• Goal
Every entry should be repeated exactly. Omit the pictures.
Start of Input rows
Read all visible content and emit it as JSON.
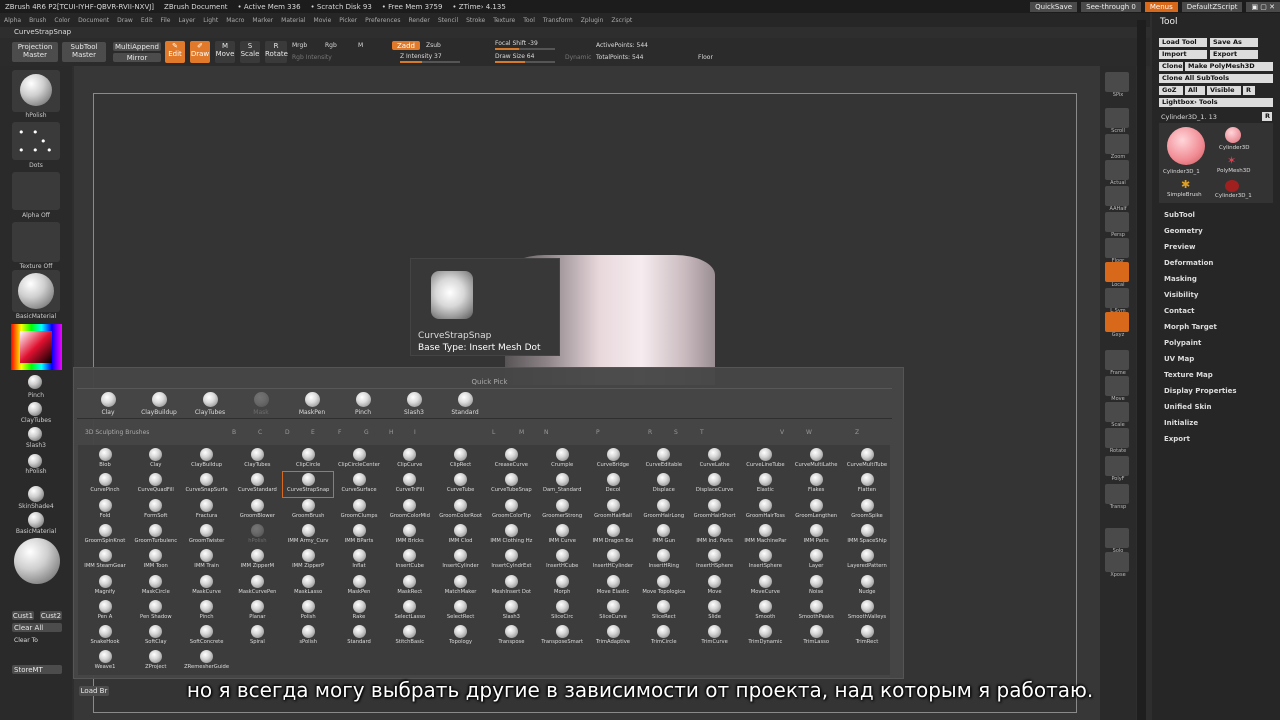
{
  "titlebar": {
    "app": "ZBrush 4R6 P2[TCUI-IYHF-QBVR-RVII-NXVJ]",
    "doc": "ZBrush Document",
    "active_mem": "• Active Mem 336",
    "scratch": "• Scratch Disk 93",
    "free_mem": "• Free Mem 3759",
    "ztime": "• ZTime› 4.135",
    "quicksave": "QuickSave",
    "seethrough": "See-through 0",
    "menus": "Menus",
    "defaultzscript": "DefaultZScript"
  },
  "menus": [
    "Alpha",
    "Brush",
    "Color",
    "Document",
    "Draw",
    "Edit",
    "File",
    "Layer",
    "Light",
    "Macro",
    "Marker",
    "Material",
    "Movie",
    "Picker",
    "Preferences",
    "Render",
    "Stencil",
    "Stroke",
    "Texture",
    "Tool",
    "Transform",
    "Zplugin",
    "Zscript"
  ],
  "brush_name": "CurveStrapSnap",
  "top": {
    "projection": "Projection",
    "master": "Master",
    "subtool": "SubTool",
    "subtool_master": "Master",
    "multiappend": "MultiAppend",
    "mirror": "Mirror",
    "edit": "Edit",
    "draw": "Draw",
    "move": "Move",
    "scale": "Scale",
    "rotate": "Rotate",
    "mrgb": "Mrgb",
    "rgb": "Rgb",
    "m": "M",
    "zadd": "Zadd",
    "zsub": "Zsub",
    "rgb_intensity": "Rgb Intensity",
    "z_intensity": "Z Intensity 37",
    "focal_shift": "Focal Shift -39",
    "draw_size": "Draw Size 64",
    "dynamic": "Dynamic",
    "active_points": "ActivePoints: 544",
    "total_points": "TotalPoints: 544",
    "floor": "Floor"
  },
  "left": {
    "hpolish": "hPolish",
    "dots": "Dots",
    "alpha_off": "Alpha Off",
    "texture_off": "Texture Off",
    "basic_material": "BasicMaterial",
    "pinch": "Pinch",
    "claytubes": "ClayTubes",
    "slash3": "Slash3",
    "hpolish2": "hPolish",
    "skinshade4": "SkinShade4",
    "basic_material2": "BasicMaterial",
    "cust1": "Cust1",
    "cust2": "Cust2",
    "clear_all": "Clear All",
    "clear_to": "Clear To",
    "storemt": "StoreMT",
    "load_br": "Load Br"
  },
  "tooltip": {
    "name": "CurveStrapSnap",
    "base_type": "Base Type: Insert Mesh Dot"
  },
  "popup": {
    "quick_pick": "Quick Pick",
    "sculpting_header": "3D Sculpting Brushes",
    "letters": [
      "B",
      "C",
      "D",
      "E",
      "F",
      "G",
      "H",
      "I",
      "L",
      "M",
      "N",
      "P",
      "R",
      "S",
      "T",
      "V",
      "W",
      "Z"
    ],
    "quick": [
      "Clay",
      "ClayBuildup",
      "ClayTubes",
      "Mask",
      "MaskPen",
      "Pinch",
      "Slash3",
      "Standard"
    ],
    "brushes": [
      [
        "Blob",
        "Clay",
        "ClayBuildup",
        "ClayTubes",
        "ClipCircle",
        "ClipCircleCenter",
        "ClipCurve",
        "ClipRect",
        "CreaseCurve",
        "Crumple",
        "CurveBridge",
        "CurveEditable",
        "CurveLathe",
        "CurveLineTube",
        "CurveMultiLathe",
        "CurveMultiTube"
      ],
      [
        "CurvePinch",
        "CurveQuadFill",
        "CurveSnapSurfa",
        "CurveStandard",
        "CurveStrapSnap",
        "CurveSurface",
        "CurveTriFill",
        "CurveTube",
        "CurveTubeSnap",
        "Dam_Standard",
        "Decol",
        "Displace",
        "DisplaceCurve",
        "Elastic",
        "Flakes",
        "Flatten"
      ],
      [
        "Fold",
        "FormSoft",
        "Fractura",
        "GroomBlower",
        "GroomBrush",
        "GroomClumps",
        "GroomColorMid",
        "GroomColorRoot",
        "GroomColorTip",
        "GroomerStrong",
        "GroomHairBall",
        "GroomHairLong",
        "GroomHairShort",
        "GroomHairToss",
        "GroomLengthen",
        "GroomSpike"
      ],
      [
        "GroomSpinKnot",
        "GroomTurbulenc",
        "GroomTwister",
        "hPolish",
        "IMM Army_Curv",
        "IMM BParts",
        "IMM Bricks",
        "IMM Clod",
        "IMM Clothing Hz",
        "IMM Curve",
        "IMM Dragon Boi",
        "IMM Gun",
        "IMM Ind. Parts",
        "IMM MachinePar",
        "IMM Parts",
        "IMM SpaceShip"
      ],
      [
        "IMM SteamGear",
        "IMM Toon",
        "IMM Train",
        "IMM ZipperM",
        "IMM ZipperP",
        "Inflat",
        "InsertCube",
        "InsertCylinder",
        "InsertCylndrExt",
        "InsertHCube",
        "InsertHCylinder",
        "InsertHRing",
        "InsertHSphere",
        "InsertSphere",
        "Layer",
        "LayeredPattern"
      ],
      [
        "Magnify",
        "MaskCircle",
        "MaskCurve",
        "MaskCurvePen",
        "MaskLasso",
        "MaskPen",
        "MaskRect",
        "MatchMaker",
        "MeshInsert Dot",
        "Morph",
        "Move Elastic",
        "Move Topologica",
        "Move",
        "MoveCurve",
        "Noise",
        "Nudge"
      ],
      [
        "Pen A",
        "Pen Shadow",
        "Pinch",
        "Planar",
        "Polish",
        "Rake",
        "SelectLasso",
        "SelectRect",
        "Slash3",
        "SliceCirc",
        "SliceCurve",
        "SliceRect",
        "Slide",
        "Smooth",
        "SmoothPeaks",
        "SmoothValleys"
      ],
      [
        "SnakeHook",
        "SoftClay",
        "SoftConcrete",
        "Spiral",
        "sPolish",
        "Standard",
        "StitchBasic",
        "Topology",
        "Transpose",
        "TransposeSmart",
        "TrimAdaptive",
        "TrimCircle",
        "TrimCurve",
        "TrimDynamic",
        "TrimLasso",
        "TrimRect"
      ],
      [
        "Weave1",
        "ZProject",
        "ZRemesherGuide"
      ]
    ]
  },
  "rightshelf": [
    "SPix",
    "Scroll",
    "Zoom",
    "Actual",
    "AAHalf",
    "Persp",
    "Floor",
    "Local",
    "L.Sym",
    "Gxyz",
    "Frame",
    "Move",
    "Scale",
    "Rotate",
    "PolyF",
    "Transp",
    "Solo",
    "Xpose"
  ],
  "toolpanel": {
    "title": "Tool",
    "load_tool": "Load Tool",
    "save_as": "Save As",
    "import": "Import",
    "export": "Export",
    "clone": "Clone",
    "make_polymesh": "Make PolyMesh3D",
    "clone_all": "Clone All SubTools",
    "goz": "GoZ",
    "all": "All",
    "visible": "Visible",
    "r": "R",
    "lightbox": "Lightbox› Tools",
    "current": "Cylinder3D_1. 13",
    "r2": "R",
    "thumbs": [
      "Cylinder3D_1",
      "Cylinder3D",
      "PolyMesh3D",
      "SimpleBrush",
      "Cylinder3D_1"
    ],
    "sections": [
      "SubTool",
      "Geometry",
      "Preview",
      "Deformation",
      "Masking",
      "Visibility",
      "Contact",
      "Morph Target",
      "Polypaint",
      "UV Map",
      "Texture Map",
      "Display Properties",
      "Unified Skin",
      "Initialize",
      "Export"
    ]
  },
  "subtitle": "но я всегда могу выбрать другие в зависимости от проекта, над которым я работаю."
}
End of Input rows
• Finished task
Read all visible content and emit it as JSON.
{
  "titlebar": {
    "app": "ZBrush 4R6 P2[TCUI-IYHF-QBVR-RVII-NXVJ]",
    "doc": "ZBrush Document",
    "active_mem": "• Active Mem 336",
    "scratch": "• Scratch Disk 93",
    "free_mem": "• Free Mem 3759",
    "ztime": "• ZTime› 4.135",
    "quicksave": "QuickSave",
    "seethrough": "See-through 0",
    "menus": "Menus",
    "defaultzscript": "DefaultZScript"
  },
  "menus": [
    "Alpha",
    "Brush",
    "Color",
    "Document",
    "Draw",
    "Edit",
    "File",
    "Layer",
    "Light",
    "Macro",
    "Marker",
    "Material",
    "Movie",
    "Picker",
    "Preferences",
    "Render",
    "Stencil",
    "Stroke",
    "Texture",
    "Tool",
    "Transform",
    "Zplugin",
    "Zscript"
  ],
  "brush_name": "CurveStrapSnap",
  "top": {
    "projection": "Projection",
    "master": "Master",
    "subtool": "SubTool",
    "subtool_master": "Master",
    "multiappend": "MultiAppend",
    "mirror": "Mirror",
    "edit": "Edit",
    "draw": "Draw",
    "move": "Move",
    "scale": "Scale",
    "rotate": "Rotate",
    "mrgb": "Mrgb",
    "rgb": "Rgb",
    "m": "M",
    "zadd": "Zadd",
    "zsub": "Zsub",
    "rgb_intensity": "Rgb Intensity",
    "z_intensity": "Z Intensity 37",
    "focal_shift": "Focal Shift -39",
    "draw_size": "Draw Size 64",
    "dynamic": "Dynamic",
    "active_points": "ActivePoints: 544",
    "total_points": "TotalPoints: 544",
    "floor": "Floor"
  },
  "left": {
    "hpolish": "hPolish",
    "dots": "Dots",
    "alpha_off": "Alpha Off",
    "texture_off": "Texture Off",
    "basic_material": "BasicMaterial",
    "pinch": "Pinch",
    "claytubes": "ClayTubes",
    "slash3": "Slash3",
    "hpolish2": "hPolish",
    "skinshade4": "SkinShade4",
    "basic_material2": "BasicMaterial",
    "cust1": "Cust1",
    "cust2": "Cust2",
    "clear_all": "Clear All",
    "clear_to": "Clear To",
    "storemt": "StoreMT",
    "load_br": "Load Br"
  },
  "tooltip": {
    "name": "CurveStrapSnap",
    "base_type": "Base Type: Insert Mesh Dot"
  },
  "popup": {
    "quick_pick": "Quick Pick",
    "sculpting_header": "3D Sculpting Brushes",
    "letters": [
      "B",
      "C",
      "D",
      "E",
      "F",
      "G",
      "H",
      "I",
      "L",
      "M",
      "N",
      "P",
      "R",
      "S",
      "T",
      "V",
      "W",
      "Z"
    ],
    "quick": [
      "Clay",
      "ClayBuildup",
      "ClayTubes",
      "Mask",
      "MaskPen",
      "Pinch",
      "Slash3",
      "Standard"
    ],
    "brushes": [
      [
        "Blob",
        "Clay",
        "ClayBuildup",
        "ClayTubes",
        "ClipCircle",
        "ClipCircleCenter",
        "ClipCurve",
        "ClipRect",
        "CreaseCurve",
        "Crumple",
        "CurveBridge",
        "CurveEditable",
        "CurveLathe",
        "CurveLineTube",
        "CurveMultiLathe",
        "CurveMultiTube"
      ],
      [
        "CurvePinch",
        "CurveQuadFill",
        "CurveSnapSurfa",
        "CurveStandard",
        "CurveStrapSnap",
        "CurveSurface",
        "CurveTriFill",
        "CurveTube",
        "CurveTubeSnap",
        "Dam_Standard",
        "Decol",
        "Displace",
        "DisplaceCurve",
        "Elastic",
        "Flakes",
        "Flatten"
      ],
      [
        "Fold",
        "FormSoft",
        "Fractura",
        "GroomBlower",
        "GroomBrush",
        "GroomClumps",
        "GroomColorMid",
        "GroomColorRoot",
        "GroomColorTip",
        "GroomerStrong",
        "GroomHairBall",
        "GroomHairLong",
        "GroomHairShort",
        "GroomHairToss",
        "GroomLengthen",
        "GroomSpike"
      ],
      [
        "GroomSpinKnot",
        "GroomTurbulenc",
        "GroomTwister",
        "hPolish",
        "IMM Army_Curv",
        "IMM BParts",
        "IMM Bricks",
        "IMM Clod",
        "IMM Clothing Hz",
        "IMM Curve",
        "IMM Dragon Boi",
        "IMM Gun",
        "IMM Ind. Parts",
        "IMM MachinePar",
        "IMM Parts",
        "IMM SpaceShip"
      ],
      [
        "IMM SteamGear",
        "IMM Toon",
        "IMM Train",
        "IMM ZipperM",
        "IMM ZipperP",
        "Inflat",
        "InsertCube",
        "InsertCylinder",
        "InsertCylndrExt",
        "InsertHCube",
        "InsertHCylinder",
        "InsertHRing",
        "InsertHSphere",
        "InsertSphere",
        "Layer",
        "LayeredPattern"
      ],
      [
        "Magnify",
        "MaskCircle",
        "MaskCurve",
        "MaskCurvePen",
        "MaskLasso",
        "MaskPen",
        "MaskRect",
        "MatchMaker",
        "MeshInsert Dot",
        "Morph",
        "Move Elastic",
        "Move Topologica",
        "Move",
        "MoveCurve",
        "Noise",
        "Nudge"
      ],
      [
        "Pen A",
        "Pen Shadow",
        "Pinch",
        "Planar",
        "Polish",
        "Rake",
        "SelectLasso",
        "SelectRect",
        "Slash3",
        "SliceCirc",
        "SliceCurve",
        "SliceRect",
        "Slide",
        "Smooth",
        "SmoothPeaks",
        "SmoothValleys"
      ],
      [
        "SnakeHook",
        "SoftClay",
        "SoftConcrete",
        "Spiral",
        "sPolish",
        "Standard",
        "StitchBasic",
        "Topology",
        "Transpose",
        "TransposeSmart",
        "TrimAdaptive",
        "TrimCircle",
        "TrimCurve",
        "TrimDynamic",
        "TrimLasso",
        "TrimRect"
      ],
      [
        "Weave1",
        "ZProject",
        "ZRemesherGuide"
      ]
    ]
  },
  "rightshelf": [
    "SPix",
    "Scroll",
    "Zoom",
    "Actual",
    "AAHalf",
    "Persp",
    "Floor",
    "Local",
    "L.Sym",
    "Gxyz",
    "Frame",
    "Move",
    "Scale",
    "Rotate",
    "PolyF",
    "Transp",
    "Solo",
    "Xpose"
  ],
  "toolpanel": {
    "title": "Tool",
    "load_tool": "Load Tool",
    "save_as": "Save As",
    "import": "Import",
    "export": "Export",
    "clone": "Clone",
    "make_polymesh": "Make PolyMesh3D",
    "clone_all": "Clone All SubTools",
    "goz": "GoZ",
    "all": "All",
    "visible": "Visible",
    "r": "R",
    "lightbox": "Lightbox› Tools",
    "current": "Cylinder3D_1. 13",
    "r2": "R",
    "thumbs": [
      "Cylinder3D_1",
      "Cylinder3D",
      "PolyMesh3D",
      "SimpleBrush",
      "Cylinder3D_1"
    ],
    "sections": [
      "SubTool",
      "Geometry",
      "Preview",
      "Deformation",
      "Masking",
      "Visibility",
      "Contact",
      "Morph Target",
      "Polypaint",
      "UV Map",
      "Texture Map",
      "Display Properties",
      "Unified Skin",
      "Initialize",
      "Export"
    ]
  },
  "subtitle": "но я всегда могу выбрать другие в зависимости от проекта, над которым я работаю."
}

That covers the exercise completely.